### To be done
Find every line in the records below that holds the word "Positive", and copy each one.
**** Exercise materials ****
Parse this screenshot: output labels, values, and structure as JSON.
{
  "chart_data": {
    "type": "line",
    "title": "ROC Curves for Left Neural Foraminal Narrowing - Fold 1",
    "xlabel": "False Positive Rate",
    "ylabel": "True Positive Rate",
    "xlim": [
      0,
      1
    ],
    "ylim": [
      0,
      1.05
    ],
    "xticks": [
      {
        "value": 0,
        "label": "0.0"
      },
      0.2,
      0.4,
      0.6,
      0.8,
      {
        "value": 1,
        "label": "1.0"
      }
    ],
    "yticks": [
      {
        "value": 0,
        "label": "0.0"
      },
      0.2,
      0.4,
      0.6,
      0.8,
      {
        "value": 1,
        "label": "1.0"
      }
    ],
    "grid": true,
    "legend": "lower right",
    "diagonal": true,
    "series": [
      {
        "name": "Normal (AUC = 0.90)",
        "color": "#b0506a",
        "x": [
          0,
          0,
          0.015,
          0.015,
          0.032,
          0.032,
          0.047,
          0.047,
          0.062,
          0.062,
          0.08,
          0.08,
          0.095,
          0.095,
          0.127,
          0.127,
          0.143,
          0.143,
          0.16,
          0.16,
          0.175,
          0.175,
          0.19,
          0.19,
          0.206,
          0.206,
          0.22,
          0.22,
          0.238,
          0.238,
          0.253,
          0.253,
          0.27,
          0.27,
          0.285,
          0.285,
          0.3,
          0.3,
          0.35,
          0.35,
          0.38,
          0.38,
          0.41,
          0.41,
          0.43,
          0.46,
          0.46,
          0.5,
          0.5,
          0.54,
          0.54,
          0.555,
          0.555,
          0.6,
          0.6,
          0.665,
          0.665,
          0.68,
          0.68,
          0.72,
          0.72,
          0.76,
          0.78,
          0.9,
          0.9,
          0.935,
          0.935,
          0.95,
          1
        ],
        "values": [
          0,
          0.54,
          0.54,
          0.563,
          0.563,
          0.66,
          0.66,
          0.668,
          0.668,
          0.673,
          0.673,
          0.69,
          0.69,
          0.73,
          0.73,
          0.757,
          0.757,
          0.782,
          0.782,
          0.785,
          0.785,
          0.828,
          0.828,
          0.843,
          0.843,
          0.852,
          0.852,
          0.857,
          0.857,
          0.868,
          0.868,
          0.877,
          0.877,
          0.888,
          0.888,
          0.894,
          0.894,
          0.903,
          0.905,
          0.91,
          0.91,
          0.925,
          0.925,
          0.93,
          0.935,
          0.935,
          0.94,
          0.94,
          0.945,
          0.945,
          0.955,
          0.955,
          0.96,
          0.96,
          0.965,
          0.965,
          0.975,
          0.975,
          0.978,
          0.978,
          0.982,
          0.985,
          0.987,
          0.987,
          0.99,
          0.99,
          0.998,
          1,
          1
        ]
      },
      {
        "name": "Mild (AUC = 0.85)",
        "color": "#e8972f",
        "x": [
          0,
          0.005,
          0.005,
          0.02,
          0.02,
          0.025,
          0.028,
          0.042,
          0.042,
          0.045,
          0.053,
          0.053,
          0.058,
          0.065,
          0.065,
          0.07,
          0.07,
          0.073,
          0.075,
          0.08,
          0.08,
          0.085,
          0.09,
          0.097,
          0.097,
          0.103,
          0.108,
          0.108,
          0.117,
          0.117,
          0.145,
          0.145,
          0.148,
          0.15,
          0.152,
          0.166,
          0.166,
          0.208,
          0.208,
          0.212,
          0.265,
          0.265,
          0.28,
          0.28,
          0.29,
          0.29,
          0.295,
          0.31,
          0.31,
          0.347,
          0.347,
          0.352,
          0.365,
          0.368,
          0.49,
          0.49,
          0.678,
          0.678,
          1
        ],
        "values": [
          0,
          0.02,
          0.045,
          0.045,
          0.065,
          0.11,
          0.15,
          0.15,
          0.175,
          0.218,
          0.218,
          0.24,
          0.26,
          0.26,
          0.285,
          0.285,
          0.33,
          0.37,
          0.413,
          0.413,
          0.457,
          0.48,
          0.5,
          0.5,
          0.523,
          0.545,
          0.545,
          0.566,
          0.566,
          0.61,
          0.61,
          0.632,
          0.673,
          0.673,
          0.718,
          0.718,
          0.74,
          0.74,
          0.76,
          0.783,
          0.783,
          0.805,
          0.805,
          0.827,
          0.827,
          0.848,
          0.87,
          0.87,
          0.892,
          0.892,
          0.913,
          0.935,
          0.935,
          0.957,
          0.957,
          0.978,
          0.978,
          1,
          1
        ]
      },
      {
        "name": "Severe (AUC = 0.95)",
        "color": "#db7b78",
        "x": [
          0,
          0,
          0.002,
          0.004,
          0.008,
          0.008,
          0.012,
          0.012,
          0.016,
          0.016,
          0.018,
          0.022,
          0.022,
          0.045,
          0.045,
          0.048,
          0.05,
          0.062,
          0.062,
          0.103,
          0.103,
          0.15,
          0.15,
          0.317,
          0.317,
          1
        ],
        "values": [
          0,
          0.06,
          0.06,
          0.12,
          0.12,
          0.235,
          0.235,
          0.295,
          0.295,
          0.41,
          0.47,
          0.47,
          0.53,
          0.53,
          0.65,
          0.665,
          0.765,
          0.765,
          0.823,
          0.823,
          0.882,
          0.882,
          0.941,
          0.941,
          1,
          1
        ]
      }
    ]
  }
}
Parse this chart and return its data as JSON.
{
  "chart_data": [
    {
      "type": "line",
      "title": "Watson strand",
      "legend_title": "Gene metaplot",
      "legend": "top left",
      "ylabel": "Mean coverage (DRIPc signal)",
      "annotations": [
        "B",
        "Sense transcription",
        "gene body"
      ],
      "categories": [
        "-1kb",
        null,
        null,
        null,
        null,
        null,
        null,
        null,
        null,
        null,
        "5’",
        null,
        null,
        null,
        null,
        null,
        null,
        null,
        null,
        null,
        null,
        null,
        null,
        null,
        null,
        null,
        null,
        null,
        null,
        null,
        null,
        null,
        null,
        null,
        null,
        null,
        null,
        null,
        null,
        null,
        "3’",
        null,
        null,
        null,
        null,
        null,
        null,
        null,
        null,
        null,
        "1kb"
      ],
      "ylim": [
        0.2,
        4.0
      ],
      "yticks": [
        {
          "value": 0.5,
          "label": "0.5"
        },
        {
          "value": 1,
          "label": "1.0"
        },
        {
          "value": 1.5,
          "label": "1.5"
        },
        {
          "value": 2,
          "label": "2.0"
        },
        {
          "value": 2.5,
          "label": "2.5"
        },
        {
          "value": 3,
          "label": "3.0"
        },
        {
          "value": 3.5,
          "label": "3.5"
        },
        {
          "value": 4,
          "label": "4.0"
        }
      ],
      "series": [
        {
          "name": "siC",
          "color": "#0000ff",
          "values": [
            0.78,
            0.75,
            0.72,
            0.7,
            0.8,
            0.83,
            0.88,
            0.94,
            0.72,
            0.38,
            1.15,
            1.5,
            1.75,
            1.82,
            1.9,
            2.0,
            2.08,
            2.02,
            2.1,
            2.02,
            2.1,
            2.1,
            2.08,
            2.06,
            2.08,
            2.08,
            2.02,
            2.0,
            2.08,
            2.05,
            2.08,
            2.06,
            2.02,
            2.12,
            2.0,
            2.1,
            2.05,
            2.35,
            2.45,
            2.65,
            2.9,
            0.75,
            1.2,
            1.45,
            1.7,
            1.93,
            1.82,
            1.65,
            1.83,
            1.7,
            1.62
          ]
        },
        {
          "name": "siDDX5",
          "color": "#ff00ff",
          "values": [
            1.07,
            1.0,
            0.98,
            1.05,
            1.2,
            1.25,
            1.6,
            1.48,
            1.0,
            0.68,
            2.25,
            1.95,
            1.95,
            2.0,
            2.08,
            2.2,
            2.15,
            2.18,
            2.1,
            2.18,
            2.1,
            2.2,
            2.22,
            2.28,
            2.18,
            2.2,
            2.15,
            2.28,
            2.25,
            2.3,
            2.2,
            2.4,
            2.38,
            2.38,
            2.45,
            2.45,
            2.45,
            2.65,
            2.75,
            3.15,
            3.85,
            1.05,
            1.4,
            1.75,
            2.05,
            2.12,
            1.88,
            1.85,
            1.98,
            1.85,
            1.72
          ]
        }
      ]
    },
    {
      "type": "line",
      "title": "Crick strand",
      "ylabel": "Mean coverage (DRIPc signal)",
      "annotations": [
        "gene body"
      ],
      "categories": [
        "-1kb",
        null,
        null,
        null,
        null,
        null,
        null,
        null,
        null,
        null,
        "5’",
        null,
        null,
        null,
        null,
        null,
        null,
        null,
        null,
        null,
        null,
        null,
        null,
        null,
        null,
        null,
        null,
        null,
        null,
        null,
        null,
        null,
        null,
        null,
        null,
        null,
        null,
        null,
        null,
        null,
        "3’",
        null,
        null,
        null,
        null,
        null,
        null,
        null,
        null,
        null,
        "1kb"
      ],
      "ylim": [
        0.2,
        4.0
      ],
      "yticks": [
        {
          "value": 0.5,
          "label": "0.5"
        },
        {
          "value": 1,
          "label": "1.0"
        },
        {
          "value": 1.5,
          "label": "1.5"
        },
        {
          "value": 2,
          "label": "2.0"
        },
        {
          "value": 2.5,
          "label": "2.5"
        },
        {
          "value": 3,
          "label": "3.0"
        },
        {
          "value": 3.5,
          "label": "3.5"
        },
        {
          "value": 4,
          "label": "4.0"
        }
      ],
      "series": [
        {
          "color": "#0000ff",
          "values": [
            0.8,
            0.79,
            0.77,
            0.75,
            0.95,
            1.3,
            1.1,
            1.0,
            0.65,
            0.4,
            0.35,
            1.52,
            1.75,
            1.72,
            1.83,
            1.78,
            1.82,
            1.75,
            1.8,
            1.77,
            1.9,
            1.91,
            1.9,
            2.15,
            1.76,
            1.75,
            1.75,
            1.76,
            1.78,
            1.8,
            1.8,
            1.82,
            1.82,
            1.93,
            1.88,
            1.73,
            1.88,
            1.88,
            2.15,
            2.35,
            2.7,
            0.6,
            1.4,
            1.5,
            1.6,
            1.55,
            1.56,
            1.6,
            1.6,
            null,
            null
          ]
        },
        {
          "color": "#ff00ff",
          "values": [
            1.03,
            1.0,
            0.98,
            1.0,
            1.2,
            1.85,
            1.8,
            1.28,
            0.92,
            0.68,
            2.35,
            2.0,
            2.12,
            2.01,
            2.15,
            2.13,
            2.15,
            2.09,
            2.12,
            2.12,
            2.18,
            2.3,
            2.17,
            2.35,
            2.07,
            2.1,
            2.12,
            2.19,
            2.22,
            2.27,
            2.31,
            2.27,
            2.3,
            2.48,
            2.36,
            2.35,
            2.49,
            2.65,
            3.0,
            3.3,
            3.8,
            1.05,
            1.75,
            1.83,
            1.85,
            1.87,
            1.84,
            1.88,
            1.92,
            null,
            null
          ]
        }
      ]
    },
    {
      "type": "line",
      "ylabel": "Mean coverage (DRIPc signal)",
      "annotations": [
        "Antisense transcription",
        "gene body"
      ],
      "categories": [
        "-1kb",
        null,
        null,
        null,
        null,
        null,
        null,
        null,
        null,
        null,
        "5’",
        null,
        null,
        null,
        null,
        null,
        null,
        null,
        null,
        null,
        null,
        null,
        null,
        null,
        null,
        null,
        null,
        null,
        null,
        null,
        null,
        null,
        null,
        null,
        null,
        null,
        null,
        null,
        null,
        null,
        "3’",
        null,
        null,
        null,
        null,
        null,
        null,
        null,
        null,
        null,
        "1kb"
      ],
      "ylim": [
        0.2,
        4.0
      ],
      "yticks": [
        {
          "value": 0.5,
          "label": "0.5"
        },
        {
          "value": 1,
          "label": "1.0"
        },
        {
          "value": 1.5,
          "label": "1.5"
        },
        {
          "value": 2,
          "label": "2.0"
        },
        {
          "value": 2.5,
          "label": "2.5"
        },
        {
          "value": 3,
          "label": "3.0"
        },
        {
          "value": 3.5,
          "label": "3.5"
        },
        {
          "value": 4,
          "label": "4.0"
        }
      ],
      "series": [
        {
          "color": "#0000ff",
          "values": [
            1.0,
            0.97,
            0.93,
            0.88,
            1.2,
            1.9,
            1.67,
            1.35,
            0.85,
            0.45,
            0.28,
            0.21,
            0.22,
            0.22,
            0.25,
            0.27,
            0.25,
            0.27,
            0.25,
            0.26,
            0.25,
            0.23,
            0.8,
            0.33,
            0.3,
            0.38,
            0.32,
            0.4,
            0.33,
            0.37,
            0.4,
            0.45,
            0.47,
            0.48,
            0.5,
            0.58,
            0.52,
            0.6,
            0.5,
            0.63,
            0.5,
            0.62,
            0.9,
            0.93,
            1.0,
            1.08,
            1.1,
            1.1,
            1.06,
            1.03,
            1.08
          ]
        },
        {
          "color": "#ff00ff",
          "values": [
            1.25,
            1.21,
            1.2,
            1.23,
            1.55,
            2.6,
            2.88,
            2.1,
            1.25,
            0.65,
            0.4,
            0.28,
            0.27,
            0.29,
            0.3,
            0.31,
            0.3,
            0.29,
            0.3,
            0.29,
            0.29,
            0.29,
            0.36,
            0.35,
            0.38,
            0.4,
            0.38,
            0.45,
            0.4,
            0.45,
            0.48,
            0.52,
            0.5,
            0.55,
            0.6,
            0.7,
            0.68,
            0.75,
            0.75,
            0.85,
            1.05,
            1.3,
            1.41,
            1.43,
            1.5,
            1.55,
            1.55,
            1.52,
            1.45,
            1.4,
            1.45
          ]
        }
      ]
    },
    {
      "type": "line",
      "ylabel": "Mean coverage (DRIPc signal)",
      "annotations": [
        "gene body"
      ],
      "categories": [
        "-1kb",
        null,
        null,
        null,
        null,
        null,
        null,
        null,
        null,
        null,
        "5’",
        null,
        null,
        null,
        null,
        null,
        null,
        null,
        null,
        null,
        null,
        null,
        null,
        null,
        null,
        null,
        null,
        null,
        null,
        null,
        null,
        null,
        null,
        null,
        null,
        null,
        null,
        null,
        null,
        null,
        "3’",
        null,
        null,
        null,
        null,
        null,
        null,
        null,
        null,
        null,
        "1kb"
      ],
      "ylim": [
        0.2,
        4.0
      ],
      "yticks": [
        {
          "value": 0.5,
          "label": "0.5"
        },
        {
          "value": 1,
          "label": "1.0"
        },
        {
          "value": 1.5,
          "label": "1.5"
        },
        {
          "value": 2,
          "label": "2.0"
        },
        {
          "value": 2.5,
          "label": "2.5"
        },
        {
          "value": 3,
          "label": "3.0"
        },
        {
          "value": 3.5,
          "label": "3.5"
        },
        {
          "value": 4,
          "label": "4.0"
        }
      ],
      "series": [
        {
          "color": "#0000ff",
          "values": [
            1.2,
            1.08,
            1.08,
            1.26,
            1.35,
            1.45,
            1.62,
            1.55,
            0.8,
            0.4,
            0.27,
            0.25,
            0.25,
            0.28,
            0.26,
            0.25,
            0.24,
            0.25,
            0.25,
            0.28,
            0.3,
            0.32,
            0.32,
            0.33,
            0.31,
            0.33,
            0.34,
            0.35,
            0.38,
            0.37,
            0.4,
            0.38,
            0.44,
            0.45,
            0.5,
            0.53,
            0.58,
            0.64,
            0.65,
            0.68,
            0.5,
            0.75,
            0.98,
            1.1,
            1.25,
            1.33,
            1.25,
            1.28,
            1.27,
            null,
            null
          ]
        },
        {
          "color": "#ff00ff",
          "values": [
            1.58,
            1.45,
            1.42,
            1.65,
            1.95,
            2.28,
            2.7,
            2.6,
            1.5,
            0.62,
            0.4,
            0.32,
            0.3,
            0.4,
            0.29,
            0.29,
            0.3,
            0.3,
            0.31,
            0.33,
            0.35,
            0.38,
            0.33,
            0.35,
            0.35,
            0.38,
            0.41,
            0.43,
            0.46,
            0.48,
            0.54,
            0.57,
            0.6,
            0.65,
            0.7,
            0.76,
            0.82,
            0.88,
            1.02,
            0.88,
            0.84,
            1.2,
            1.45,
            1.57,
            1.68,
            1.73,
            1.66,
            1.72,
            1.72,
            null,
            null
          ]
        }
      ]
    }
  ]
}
****
### Result of this exercise
    "xlabel": "False Positive Rate",
    "ylabel": "True Positive Rate",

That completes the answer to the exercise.